The log-likelihood is not significantly different from the one from the additive model. Not much difference either in the fitted curves:
<<>>=
plot(c(0,height) ~ c(0, age), data=lob301)
curve(77.10687 * (1 - exp(-0.08405 * x))^(1/0.54946), add=T,
      col="red")
curve(72.5459 * (1 - exp(-0.0967 * x))^(1/0.5024), add=T,
      col="blue")
@
\noindent

As with any optimization, one should be careful and try different starting values, because local optima can occur. For instance, in the last run, changing the start to \code{a=60} produces a different (worse) solution.


\section{Hierarchical (two-level) models}
\label{sec:hier}

Often the data consists of several measurements on each of a number of units. For instance, the measurements on each of the 14 trees in \code{Loblolly}. This is known as panel, repeated measures, or longitudinal data, and gives rise
to hierarchical or multilevel models; \pkg{resde} can deal with two hierarchical levels. Some parameters may vary among units (local), while others are common to all
units (global), possibly after a re-parameterization of the original model. Local parameters may be treated as fixed unknown values. Frequently, interest lies mainly on the globals, and the locals are then called nuisance parameters.

A popular alternative is to think of the local parameters as, in some sense,  ``random''.  For instance, the data may be thought of as a random sample from some hypothetical super-population, in which the local parameters have a Normal distribution.  In mixed-effects terminology, the globals and the means of the locals are \emph{fixed effects}, while the deviations of the locals from their means are \emph{random effects}, usually normally distributed. The units are called \emph{groups} (of observations). The advantage is that then there are less parameters to be estimated: instead of one local value for each unit, there is now only a mean and a variance, and possibly also covariances between locals. On the other hand, all these are additional assumptions. In particular, the assumptions are not realistic if the units are not a simple random sample from the population. Also, estimation is more complicated, and not as robust as minimizing a sum of squares.

■ Data provided
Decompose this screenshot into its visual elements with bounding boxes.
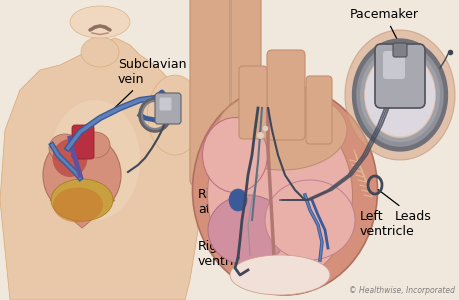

■ Instruction
Carry on the passage about two-level models in \pkg{resde}, starting after its last sentence.

■ Task result
\subsection{Example 3, fixed local parameters}

Section 3.3.1 and Appendix E of \citet{sdes}.

Consider fitting Richards SDE models simultaneously to all the 14 trees
in the \code{Loblolly} data set. The parameterization can be important here,
so we use the Box-Cox transformation, ensuring that $a$ and
$b$ are proper scale parameters:
\begin{align*}
    Y = &(H/a)^{(c)} \\
    \dd Y = &-Y \dd(b t) + \sigma_p \dd W(b t)
          = -b Y \dd t + \sqrt{\absv{b}} \sigma_p \dd W(t) \;,
\end{align*}
where $x^{(c)}$ denotes the Box-Cox transformation
\begin{equation} \label{eq:bc}
    x^{(c)} = \begin{cases} \frac{x^c - 1}{c} \text{ if } c \neq 0 \;, \\
                            \ln x \text{ if } c = 0 \;.
              \end{cases}
\end{equation}
It can be seen that for $c \neq 0$ one obtains the same Richards differential equation as before, but now the Gompertz model is also included, when $c=0$.

Assume that the measurement error is negligible compared to the process noise, i.e., $\sigma_m = 0$, and that the curves start at the origin $t = 0, H = 0$.

Using the Box-Cox transformation \code{bc()} included in \pkg{resde}, the model is
<<>>=
m <- sdemodel(phi=~bc(x/a, c), beta0=0, beta1=~-b,
              mup=~sqrt(abs(b)), mum=0)
@
\noindent
\begin{sloppypar}
Again, the generated derivative is a little more complex than necessary. One could have included \verb|phiprime = (x/a)^(c-1)/a|, or \verb|phiprime = bc_prime(x/a, c)/a|.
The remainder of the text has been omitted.